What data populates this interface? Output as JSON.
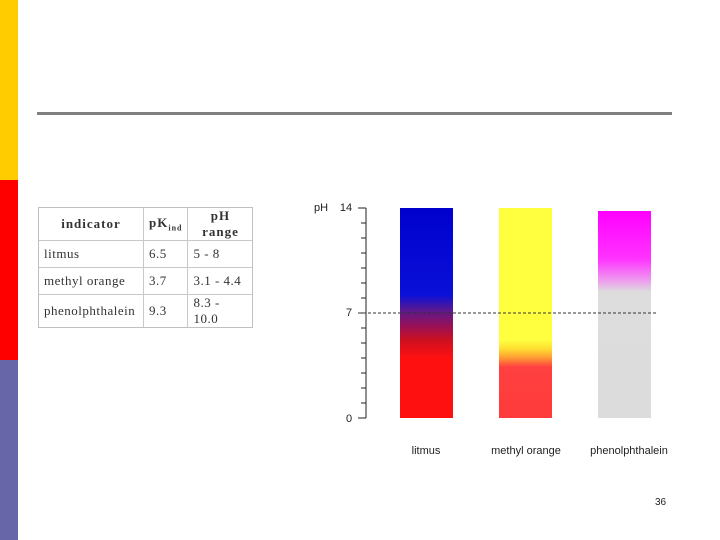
{
  "slide": {
    "page_number": "36",
    "colors": {
      "stripe_top": "#ffcc00",
      "stripe_middle": "#ff0000",
      "stripe_bottom": "#6666a8",
      "rule": "#808080"
    }
  },
  "table": {
    "headers": {
      "indicator": "indicator",
      "pk": "pK",
      "pk_sub": "ind",
      "ph_range": "pH range"
    },
    "rows": [
      {
        "indicator": "litmus",
        "pk": "6.5",
        "range": "5 - 8"
      },
      {
        "indicator": "methyl orange",
        "pk": "3.7",
        "range": "3.1 - 4.4"
      },
      {
        "indicator": "phenolphthalein",
        "pk": "9.3",
        "range": "8.3 - 10.0"
      }
    ]
  },
  "ph_scale": {
    "axis_label": "pH",
    "min": 0,
    "mid": 7,
    "max": 14,
    "tick_labels": [
      "0",
      "7",
      "14"
    ],
    "reference_line_ph": 7,
    "columns": [
      {
        "label": "litmus",
        "ph_top": 14,
        "stops": [
          [
            14,
            "#0000cc"
          ],
          [
            8.2,
            "#0a10d8"
          ],
          [
            7.2,
            "#5a1890"
          ],
          [
            6.0,
            "#a01050"
          ],
          [
            5.2,
            "#cc1020"
          ],
          [
            4.0,
            "#ff1010"
          ],
          [
            0,
            "#ff1010"
          ]
        ]
      },
      {
        "label": "methyl orange",
        "ph_top": 14,
        "stops": [
          [
            14,
            "#ffff40"
          ],
          [
            5.2,
            "#ffff40"
          ],
          [
            4.6,
            "#ffdd30"
          ],
          [
            4.0,
            "#ff9933"
          ],
          [
            3.4,
            "#ff4040"
          ],
          [
            0,
            "#ff3b3b"
          ]
        ]
      },
      {
        "label": "phenolphthalein",
        "ph_top": 13.8,
        "stops": [
          [
            13.8,
            "#ff00ff"
          ],
          [
            10.6,
            "#ff33ff"
          ],
          [
            9.2,
            "#ee99ee"
          ],
          [
            8.4,
            "#dddddd"
          ],
          [
            0,
            "#dcdcdc"
          ]
        ]
      }
    ]
  }
}
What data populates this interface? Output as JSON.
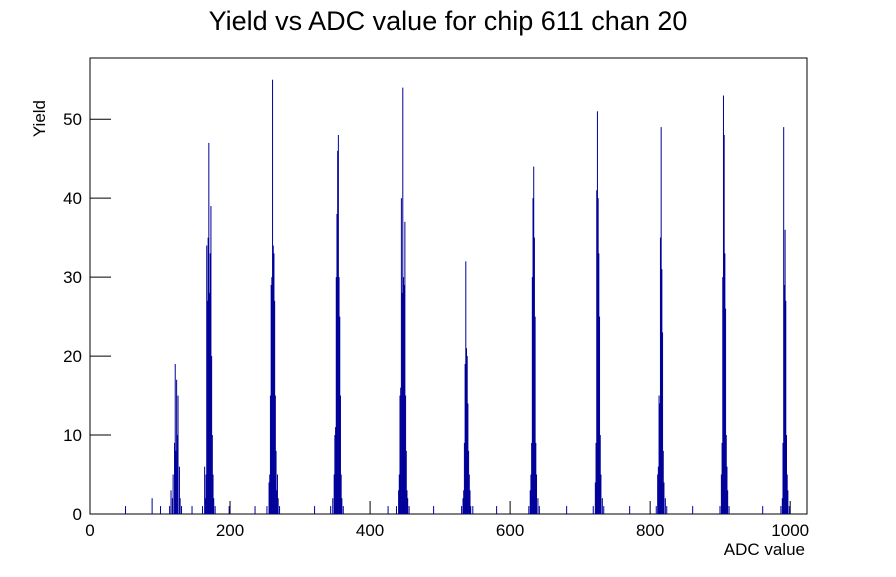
{
  "chart_data": {
    "type": "histogram",
    "title": "Yield vs ADC value for chip 611 chan 20",
    "x_label": "ADC value",
    "y_label": "Yield",
    "color": "#000099",
    "xlim": [
      0,
      1024
    ],
    "ylim": [
      0,
      57.75
    ],
    "xticks": [
      0,
      200,
      400,
      600,
      800,
      1000
    ],
    "yticks": [
      0,
      10,
      20,
      30,
      40,
      50
    ],
    "x": [
      50,
      88,
      100,
      113,
      115,
      117,
      118,
      120,
      121,
      122,
      123,
      124,
      125,
      127,
      128,
      130,
      145,
      160,
      163,
      164,
      165,
      166,
      167,
      168,
      169,
      170,
      171,
      172,
      173,
      174,
      175,
      176,
      178,
      198,
      235,
      252,
      255,
      256,
      257,
      258,
      259,
      260,
      261,
      262,
      263,
      264,
      265,
      266,
      267,
      268,
      270,
      320,
      343,
      346,
      348,
      349,
      350,
      351,
      352,
      353,
      354,
      355,
      356,
      357,
      358,
      359,
      361,
      425,
      437,
      440,
      441,
      442,
      443,
      444,
      445,
      446,
      447,
      448,
      449,
      450,
      451,
      452,
      453,
      455,
      490,
      530,
      532,
      533,
      534,
      535,
      536,
      537,
      538,
      539,
      540,
      541,
      542,
      543,
      546,
      580,
      626,
      628,
      629,
      630,
      631,
      632,
      633,
      634,
      635,
      636,
      637,
      639,
      641,
      680,
      718,
      721,
      722,
      723,
      724,
      725,
      726,
      727,
      728,
      729,
      731,
      733,
      770,
      808,
      810,
      811,
      812,
      813,
      814,
      815,
      816,
      817,
      818,
      819,
      821,
      823,
      860,
      899,
      901,
      902,
      903,
      904,
      905,
      906,
      907,
      908,
      909,
      910,
      912,
      960,
      986,
      988,
      989,
      990,
      991,
      992,
      993,
      994,
      995,
      996,
      998
    ],
    "values": [
      1,
      2,
      1,
      1,
      3,
      2,
      5,
      9,
      19,
      8,
      17,
      10,
      15,
      6,
      2,
      1,
      1,
      1,
      6,
      2,
      5,
      34,
      27,
      35,
      47,
      28,
      33,
      39,
      20,
      10,
      5,
      2,
      1,
      1,
      1,
      1,
      4,
      5,
      15,
      29,
      30,
      55,
      34,
      33,
      27,
      15,
      8,
      3,
      5,
      2,
      1,
      1,
      1,
      2,
      5,
      10,
      11,
      30,
      38,
      46,
      48,
      30,
      25,
      15,
      5,
      2,
      1,
      1,
      1,
      3,
      5,
      15,
      16,
      40,
      28,
      54,
      30,
      29,
      37,
      15,
      8,
      3,
      2,
      1,
      1,
      1,
      2,
      3,
      9,
      19,
      32,
      21,
      20,
      14,
      8,
      5,
      3,
      1,
      1,
      1,
      1,
      3,
      5,
      9,
      30,
      40,
      44,
      35,
      25,
      9,
      5,
      2,
      1,
      1,
      1,
      4,
      9,
      41,
      51,
      40,
      33,
      25,
      10,
      5,
      2,
      1,
      1,
      1,
      5,
      6,
      15,
      14,
      35,
      49,
      31,
      23,
      8,
      4,
      2,
      1,
      1,
      1,
      5,
      9,
      30,
      53,
      48,
      33,
      26,
      10,
      6,
      3,
      1,
      1,
      1,
      2,
      9,
      49,
      29,
      36,
      27,
      10,
      5,
      3,
      1
    ]
  }
}
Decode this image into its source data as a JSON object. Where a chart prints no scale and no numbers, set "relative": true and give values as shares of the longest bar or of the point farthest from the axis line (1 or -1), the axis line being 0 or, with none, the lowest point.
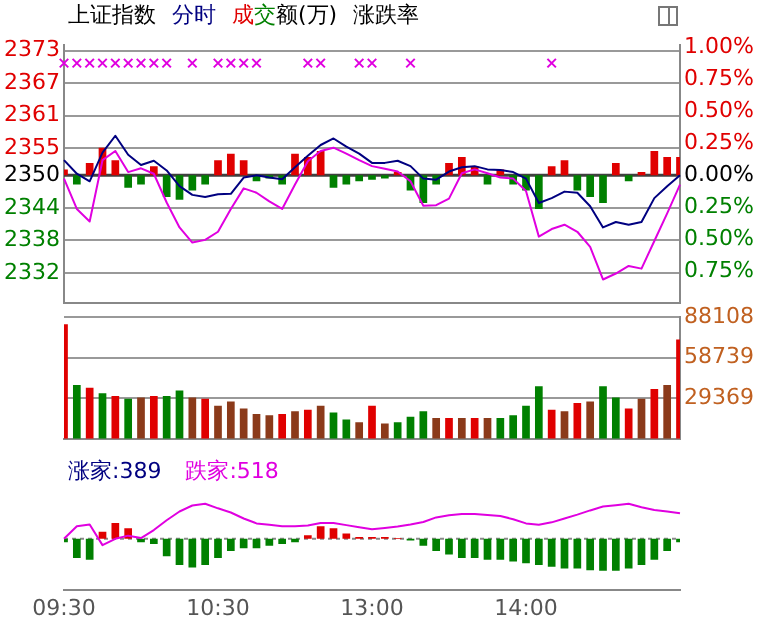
{
  "chart_data": [
    {
      "type": "line",
      "title": "上证指数",
      "subtitle": "成交额(万)",
      "y2label": "涨跌率",
      "legend": "top",
      "tick_labels": "y",
      "grid": "y",
      "categories": [
        null,
        null,
        null,
        null,
        null,
        null,
        null,
        null,
        null,
        null,
        null,
        null,
        null,
        null,
        null,
        null,
        null,
        null,
        null,
        null,
        null,
        null,
        null,
        null,
        null,
        null,
        null,
        null,
        null,
        null,
        null,
        null,
        null,
        null,
        null,
        null,
        null,
        null,
        null,
        null,
        null,
        null,
        null,
        null,
        null,
        null,
        null,
        null,
        null
      ],
      "ylim": [
        2326.5,
        2374
      ],
      "yticks": [
        2332,
        2338,
        2344,
        2350,
        2355,
        2361,
        2367,
        2373
      ],
      "y2lim": [
        -1.0,
        1.02
      ],
      "y2ticks": [
        {
          "value": 1,
          "label": "1.00%"
        },
        {
          "value": 0.75,
          "label": "0.75%"
        },
        {
          "value": 0.5,
          "label": "0.50%"
        },
        {
          "value": 0.25,
          "label": "0.25%"
        },
        {
          "value": 0,
          "label": "0.00%"
        },
        {
          "value": -0.25,
          "label": "0.25%"
        },
        {
          "value": -0.5,
          "label": "0.50%"
        },
        {
          "value": -0.75,
          "label": "0.75%"
        }
      ],
      "ref_lines": [
        {
          "axis": "y",
          "value": 2350,
          "color": "#404040"
        }
      ],
      "series": [
        {
          "type": "bar",
          "values": [
            1.1,
            -1.7,
            2.3,
            5.1,
            2.8,
            -2.3,
            -1.7,
            1.7,
            -4.0,
            -4.5,
            -2.8,
            -1.7,
            2.8,
            4.0,
            2.8,
            -1.1,
            -0.6,
            -1.7,
            4.0,
            3.4,
            4.5,
            -2.3,
            -1.7,
            -1.1,
            -0.8,
            -0.6,
            0.6,
            -2.8,
            -5.1,
            -1.7,
            2.3,
            3.4,
            1.7,
            -1.7,
            1.1,
            -1.7,
            -2.8,
            -6.2,
            1.7,
            2.8,
            -2.8,
            -4.0,
            -5.1,
            2.3,
            -1.1,
            0.6,
            4.5,
            3.4,
            3.4
          ],
          "base": [
            2350,
            2350,
            2350,
            2350,
            2350,
            2350,
            2350,
            2350,
            2350,
            2350,
            2350,
            2350,
            2350,
            2350,
            2350,
            2350,
            2350,
            2350,
            2350,
            2350,
            2350,
            2350,
            2350,
            2350,
            2350,
            2350,
            2350,
            2350,
            2350,
            2350,
            2350,
            2350,
            2350,
            2350,
            2350,
            2350,
            2350,
            2350,
            2350,
            2350,
            2350,
            2350,
            2350,
            2350,
            2350,
            2350,
            2350,
            2350,
            2350
          ],
          "colors": [
            "#e00000",
            "#008000",
            "#e00000",
            "#e00000",
            "#e00000",
            "#008000",
            "#008000",
            "#e00000",
            "#008000",
            "#008000",
            "#008000",
            "#008000",
            "#e00000",
            "#e00000",
            "#e00000",
            "#008000",
            "#008000",
            "#008000",
            "#e00000",
            "#e00000",
            "#e00000",
            "#008000",
            "#008000",
            "#008000",
            "#008000",
            "#008000",
            "#e00000",
            "#008000",
            "#008000",
            "#008000",
            "#e00000",
            "#e00000",
            "#e00000",
            "#008000",
            "#e00000",
            "#008000",
            "#008000",
            "#008000",
            "#e00000",
            "#e00000",
            "#008000",
            "#008000",
            "#008000",
            "#e00000",
            "#008000",
            "#e00000",
            "#e00000",
            "#e00000",
            "#e00000"
          ]
        },
        {
          "color": "#e000e0",
          "marker": "none",
          "values": [
            2349.4,
            2343.8,
            2341.5,
            2352.8,
            2354.5,
            2350.6,
            2351.3,
            2350.3,
            2345.0,
            2340.4,
            2337.6,
            2338.1,
            2339.6,
            2343.8,
            2347.6,
            2346.8,
            2345.2,
            2343.8,
            2348.3,
            2352.6,
            2354.5,
            2355.1,
            2354.0,
            2352.8,
            2351.7,
            2351.2,
            2350.7,
            2348.9,
            2344.4,
            2344.5,
            2345.7,
            2350.4,
            2351.1,
            2350.4,
            2349.6,
            2349.4,
            2347.1,
            2338.7,
            2340.1,
            2340.9,
            2339.6,
            2336.8,
            2330.8,
            2331.9,
            2333.3,
            2332.8,
            2337.9,
            2343.0,
            2348.3
          ]
        },
        {
          "name": "分时",
          "color": "#000080",
          "marker": "none",
          "values": [
            2352.8,
            2350.3,
            2348.9,
            2354.2,
            2357.3,
            2353.8,
            2351.9,
            2352.7,
            2350.9,
            2348.0,
            2346.4,
            2346.0,
            2346.5,
            2346.6,
            2349.6,
            2350.0,
            2349.6,
            2349.3,
            2351.5,
            2353.6,
            2355.6,
            2356.8,
            2355.3,
            2354.0,
            2352.3,
            2352.3,
            2352.7,
            2351.7,
            2349.4,
            2349.2,
            2350.7,
            2351.5,
            2351.7,
            2351.1,
            2351.0,
            2350.6,
            2349.4,
            2344.9,
            2345.8,
            2347.0,
            2346.8,
            2344.3,
            2340.4,
            2341.4,
            2340.9,
            2341.4,
            2345.8,
            2348.0,
            2350.0
          ]
        },
        {
          "type": "scatter",
          "color": "#e000e0",
          "marker": "cross",
          "values": [
            2370.7,
            2370.7,
            2370.7,
            2370.7,
            2370.7,
            2370.7,
            2370.7,
            2370.7,
            2370.7,
            null,
            2370.7,
            null,
            2370.7,
            2370.7,
            2370.7,
            2370.7,
            null,
            null,
            null,
            2370.7,
            2370.7,
            null,
            null,
            2370.7,
            2370.7,
            null,
            null,
            2370.7,
            null,
            null,
            null,
            null,
            null,
            null,
            null,
            null,
            null,
            null,
            2370.7,
            null,
            null,
            null,
            null,
            null,
            null,
            null,
            null,
            null,
            null
          ]
        }
      ]
    },
    {
      "type": "bar",
      "tick_labels": "y",
      "grid": "y",
      "categories": [
        null,
        null,
        null,
        null,
        null,
        null,
        null,
        null,
        null,
        null,
        null,
        null,
        null,
        null,
        null,
        null,
        null,
        null,
        null,
        null,
        null,
        null,
        null,
        null,
        null,
        null,
        null,
        null,
        null,
        null,
        null,
        null,
        null,
        null,
        null,
        null,
        null,
        null,
        null,
        null,
        null,
        null,
        null,
        null,
        null,
        null,
        null,
        null,
        null
      ],
      "ylim": [
        0,
        88108
      ],
      "yticks": [
        29369,
        58739,
        88108
      ],
      "values": [
        83000,
        39000,
        37000,
        33000,
        31000,
        29000,
        30000,
        31000,
        31000,
        35000,
        30000,
        29000,
        24000,
        27000,
        22000,
        18000,
        17000,
        18000,
        20000,
        21000,
        24000,
        19000,
        14000,
        12000,
        24000,
        11000,
        12000,
        16000,
        20000,
        15000,
        15000,
        15000,
        15000,
        15000,
        15000,
        17000,
        24000,
        38000,
        21000,
        20000,
        26000,
        27000,
        38000,
        30000,
        22000,
        29000,
        36000,
        39000,
        72000
      ],
      "colors": [
        "#e00000",
        "#008000",
        "#e00000",
        "#008000",
        "#e00000",
        "#008000",
        "#8b3a1a",
        "#e00000",
        "#008000",
        "#008000",
        "#8b3a1a",
        "#e00000",
        "#8b3a1a",
        "#8b3a1a",
        "#8b3a1a",
        "#8b3a1a",
        "#8b3a1a",
        "#e00000",
        "#8b3a1a",
        "#e00000",
        "#8b3a1a",
        "#008000",
        "#008000",
        "#8b3a1a",
        "#e00000",
        "#8b3a1a",
        "#008000",
        "#008000",
        "#008000",
        "#8b3a1a",
        "#e00000",
        "#8b3a1a",
        "#e00000",
        "#8b3a1a",
        "#008000",
        "#008000",
        "#008000",
        "#008000",
        "#e00000",
        "#8b3a1a",
        "#e00000",
        "#8b3a1a",
        "#008000",
        "#008000",
        "#e00000",
        "#8b3a1a",
        "#e00000",
        "#8b3a1a",
        "#e00000"
      ]
    },
    {
      "type": "bar",
      "relative": true,
      "tick_labels": "x",
      "annotations": [
        "涨家:389",
        "跌家:518"
      ],
      "categories": [
        "09:30",
        null,
        null,
        null,
        null,
        null,
        null,
        null,
        null,
        null,
        null,
        null,
        "10:30",
        null,
        null,
        null,
        null,
        null,
        null,
        null,
        null,
        null,
        null,
        null,
        "13:00",
        null,
        null,
        null,
        null,
        null,
        null,
        null,
        null,
        null,
        null,
        null,
        "14:00",
        null,
        null,
        null,
        null,
        null,
        null,
        null,
        null,
        null,
        null,
        null,
        null
      ],
      "series": [
        {
          "values": [
            -0.1,
            -0.55,
            -0.6,
            0.2,
            0.45,
            0.3,
            -0.1,
            -0.15,
            -0.5,
            -0.75,
            -0.82,
            -0.75,
            -0.55,
            -0.35,
            -0.27,
            -0.27,
            -0.2,
            -0.15,
            -0.1,
            0.1,
            0.36,
            0.3,
            0.15,
            0.05,
            0.05,
            0.05,
            0.02,
            -0.05,
            -0.2,
            -0.35,
            -0.45,
            -0.55,
            -0.55,
            -0.6,
            -0.6,
            -0.65,
            -0.7,
            -0.75,
            -0.8,
            -0.85,
            -0.85,
            -0.9,
            -0.91,
            -0.91,
            -0.85,
            -0.75,
            -0.6,
            -0.35,
            -0.1
          ],
          "colors": [
            "#008000",
            "#008000",
            "#008000",
            "#e00000",
            "#e00000",
            "#e00000",
            "#008000",
            "#008000",
            "#008000",
            "#008000",
            "#008000",
            "#008000",
            "#008000",
            "#008000",
            "#008000",
            "#008000",
            "#008000",
            "#008000",
            "#008000",
            "#e00000",
            "#e00000",
            "#e00000",
            "#e00000",
            "#e00000",
            "#e00000",
            "#e00000",
            "#e00000",
            "#008000",
            "#008000",
            "#008000",
            "#008000",
            "#008000",
            "#008000",
            "#008000",
            "#008000",
            "#008000",
            "#008000",
            "#008000",
            "#008000",
            "#008000",
            "#008000",
            "#008000",
            "#008000",
            "#008000",
            "#008000",
            "#008000",
            "#008000",
            "#008000",
            "#008000"
          ]
        },
        {
          "type": "line",
          "color": "#e000e0",
          "marker": "none",
          "values": [
            0,
            0.36,
            0.41,
            -0.18,
            0,
            0.09,
            0.02,
            0.25,
            0.53,
            0.78,
            0.95,
            1,
            0.87,
            0.75,
            0.58,
            0.44,
            0.4,
            0.36,
            0.36,
            0.38,
            0.45,
            0.45,
            0.39,
            0.33,
            0.27,
            0.31,
            0.35,
            0.41,
            0.48,
            0.61,
            0.67,
            0.71,
            0.71,
            0.68,
            0.65,
            0.56,
            0.44,
            0.4,
            0.47,
            0.58,
            0.69,
            0.81,
            0.92,
            0.96,
            1,
            0.9,
            0.82,
            0.78,
            0.73
          ]
        }
      ]
    }
  ]
}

· · · · ·

◆ **WRITTEN INSTRUCTION**
State only how many lines in the material include "methyl".

◆ **REPLY**
2